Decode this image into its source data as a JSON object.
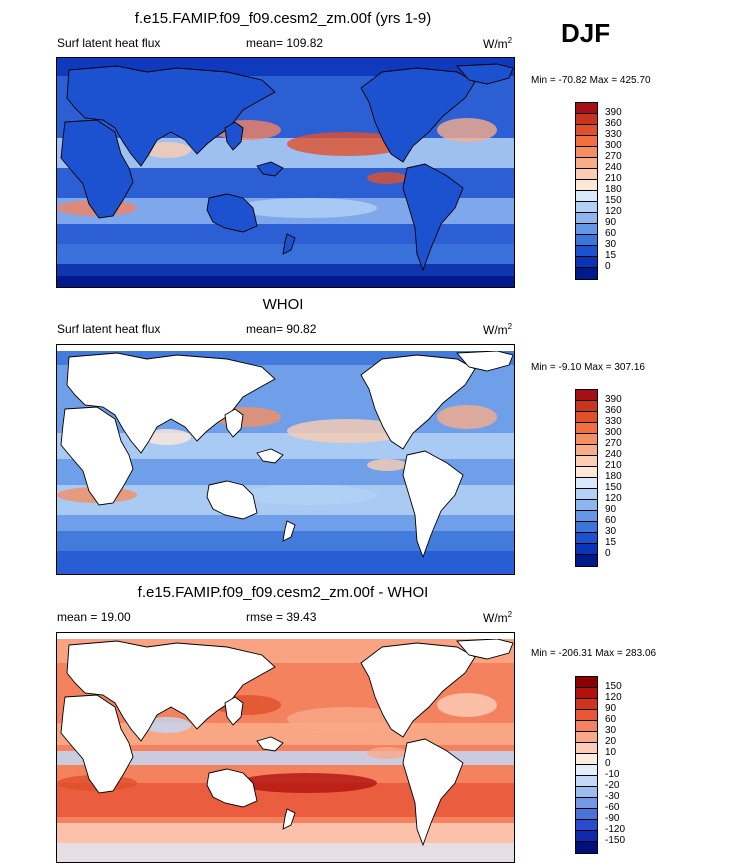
{
  "season_label": "DJF",
  "panels": [
    {
      "title": "f.e15.FAMIP.f09_f09.cesm2_zm.00f (yrs 1-9)",
      "left_label": "Surf latent heat flux",
      "stat_label": "mean= 109.82",
      "units": "W/m",
      "units_sup": "2",
      "minmax": "Min = -70.82 Max = 425.70",
      "colorbar": {
        "ticks": [
          "390",
          "360",
          "330",
          "300",
          "270",
          "240",
          "210",
          "180",
          "150",
          "120",
          "90",
          "60",
          "30",
          "15",
          "0"
        ],
        "colors": [
          "#a50f15",
          "#c8341d",
          "#e0502b",
          "#f07040",
          "#f48e63",
          "#f8ad8a",
          "#fbcdb2",
          "#fde8d8",
          "#d9e8fb",
          "#b3d1f5",
          "#8db5ee",
          "#6496e5",
          "#3c74da",
          "#1c52cf",
          "#0a34b8",
          "#001a8c"
        ]
      },
      "field": "model"
    },
    {
      "title": "WHOI",
      "left_label": "Surf latent heat flux",
      "stat_label": "mean=  90.82",
      "units": "W/m",
      "units_sup": "2",
      "minmax": "Min =  -9.10 Max = 307.16",
      "colorbar": {
        "ticks": [
          "390",
          "360",
          "330",
          "300",
          "270",
          "240",
          "210",
          "180",
          "150",
          "120",
          "90",
          "60",
          "30",
          "15",
          "0"
        ],
        "colors": [
          "#a50f15",
          "#c8341d",
          "#e0502b",
          "#f07040",
          "#f48e63",
          "#f8ad8a",
          "#fbcdb2",
          "#fde8d8",
          "#d9e8fb",
          "#b3d1f5",
          "#8db5ee",
          "#6496e5",
          "#3c74da",
          "#1c52cf",
          "#0a34b8",
          "#001a8c"
        ]
      },
      "field": "obs"
    },
    {
      "title": "f.e15.FAMIP.f09_f09.cesm2_zm.00f - WHOI",
      "left_label": "mean =  19.00",
      "stat_label": "rmse =  39.43",
      "units": "W/m",
      "units_sup": "2",
      "minmax": "Min = -206.31 Max = 283.06",
      "colorbar": {
        "ticks": [
          "150",
          "120",
          "90",
          "60",
          "30",
          "20",
          "10",
          "0",
          "-10",
          "-20",
          "-30",
          "-60",
          "-90",
          "-120",
          "-150"
        ],
        "colors": [
          "#8c0000",
          "#b2120e",
          "#d2321e",
          "#e8573a",
          "#f4825f",
          "#f9a98a",
          "#fccdb8",
          "#fdebe0",
          "#e4eefb",
          "#c2d8f6",
          "#9cbdf0",
          "#7399e6",
          "#4a73da",
          "#2a4ccc",
          "#1028b0",
          "#00107a"
        ]
      },
      "field": "diff"
    }
  ]
}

Exercise requirements: Reproduce the data verbatim. Do not carry any picture into the copy.

Response to this exercise:
Decode this image into its source data as a JSON object.
{
  "season_label": "DJF",
  "panels": [
    {
      "title": "f.e15.FAMIP.f09_f09.cesm2_zm.00f (yrs 1-9)",
      "left_label": "Surf latent heat flux",
      "stat_label": "mean= 109.82",
      "units": "W/m",
      "units_sup": "2",
      "minmax": "Min = -70.82 Max = 425.70",
      "colorbar": {
        "ticks": [
          "390",
          "360",
          "330",
          "300",
          "270",
          "240",
          "210",
          "180",
          "150",
          "120",
          "90",
          "60",
          "30",
          "15",
          "0"
        ],
        "colors": [
          "#a50f15",
          "#c8341d",
          "#e0502b",
          "#f07040",
          "#f48e63",
          "#f8ad8a",
          "#fbcdb2",
          "#fde8d8",
          "#d9e8fb",
          "#b3d1f5",
          "#8db5ee",
          "#6496e5",
          "#3c74da",
          "#1c52cf",
          "#0a34b8",
          "#001a8c"
        ]
      },
      "field": "model"
    },
    {
      "title": "WHOI",
      "left_label": "Surf latent heat flux",
      "stat_label": "mean=  90.82",
      "units": "W/m",
      "units_sup": "2",
      "minmax": "Min =  -9.10 Max = 307.16",
      "colorbar": {
        "ticks": [
          "390",
          "360",
          "330",
          "300",
          "270",
          "240",
          "210",
          "180",
          "150",
          "120",
          "90",
          "60",
          "30",
          "15",
          "0"
        ],
        "colors": [
          "#a50f15",
          "#c8341d",
          "#e0502b",
          "#f07040",
          "#f48e63",
          "#f8ad8a",
          "#fbcdb2",
          "#fde8d8",
          "#d9e8fb",
          "#b3d1f5",
          "#8db5ee",
          "#6496e5",
          "#3c74da",
          "#1c52cf",
          "#0a34b8",
          "#001a8c"
        ]
      },
      "field": "obs"
    },
    {
      "title": "f.e15.FAMIP.f09_f09.cesm2_zm.00f - WHOI",
      "left_label": "mean =  19.00",
      "stat_label": "rmse =  39.43",
      "units": "W/m",
      "units_sup": "2",
      "minmax": "Min = -206.31 Max = 283.06",
      "colorbar": {
        "ticks": [
          "150",
          "120",
          "90",
          "60",
          "30",
          "20",
          "10",
          "0",
          "-10",
          "-20",
          "-30",
          "-60",
          "-90",
          "-120",
          "-150"
        ],
        "colors": [
          "#8c0000",
          "#b2120e",
          "#d2321e",
          "#e8573a",
          "#f4825f",
          "#f9a98a",
          "#fccdb8",
          "#fdebe0",
          "#e4eefb",
          "#c2d8f6",
          "#9cbdf0",
          "#7399e6",
          "#4a73da",
          "#2a4ccc",
          "#1028b0",
          "#00107a"
        ]
      },
      "field": "diff"
    }
  ]
}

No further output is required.